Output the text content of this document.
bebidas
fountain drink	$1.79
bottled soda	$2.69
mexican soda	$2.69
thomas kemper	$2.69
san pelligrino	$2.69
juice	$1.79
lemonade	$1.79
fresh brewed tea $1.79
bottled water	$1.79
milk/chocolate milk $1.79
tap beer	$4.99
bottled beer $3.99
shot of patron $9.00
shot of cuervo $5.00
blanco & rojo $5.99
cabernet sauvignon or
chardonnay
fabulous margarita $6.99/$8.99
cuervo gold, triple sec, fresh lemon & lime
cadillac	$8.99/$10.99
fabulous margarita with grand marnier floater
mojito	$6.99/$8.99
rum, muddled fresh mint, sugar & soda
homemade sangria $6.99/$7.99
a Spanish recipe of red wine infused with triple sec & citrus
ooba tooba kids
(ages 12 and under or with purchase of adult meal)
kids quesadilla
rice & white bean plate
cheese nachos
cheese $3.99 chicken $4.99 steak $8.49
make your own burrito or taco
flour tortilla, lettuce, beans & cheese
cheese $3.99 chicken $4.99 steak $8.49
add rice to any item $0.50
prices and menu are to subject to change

● REQUIRED WORK: Print every line of the records exactly. Omit nothing.

● THE SOLUTION:
Output the text content of this document.
bebidas
fountain drink	$1.79
bottled soda	$2.69
mexican soda	$2.69
thomas kemper	$2.69
san pelligrino	$2.69
juice	$1.79
lemonade	$1.79
fresh brewed tea $1.79
bottled water	$1.79
milk/chocolate milk $1.79
tap beer	$4.99
bottled beer $3.99
shot of patron $9.00
shot of cuervo $5.00
blanco & rojo $5.99
cabernet sauvignon or
chardonnay
fabulous margarita $6.99/$8.99
cuervo gold, triple sec, fresh lemon & lime
cadillac	$8.99/$10.99
fabulous margarita with grand marnier floater
mojito	$6.99/$8.99
rum, muddled fresh mint, sugar & soda
homemade sangria $6.99/$7.99
a Spanish recipe of red wine infused with triple sec & citrus
ooba tooba kids
(ages 12 and under or with purchase of adult meal)
kids quesadilla
rice & white bean plate
cheese nachos
cheese $3.99 chicken $4.99 steak $8.49
make your own burrito or taco
flour tortilla, lettuce, beans & cheese
cheese $3.99 chicken $4.99 steak $8.49
add rice to any item $0.50
prices and menu are to subject to change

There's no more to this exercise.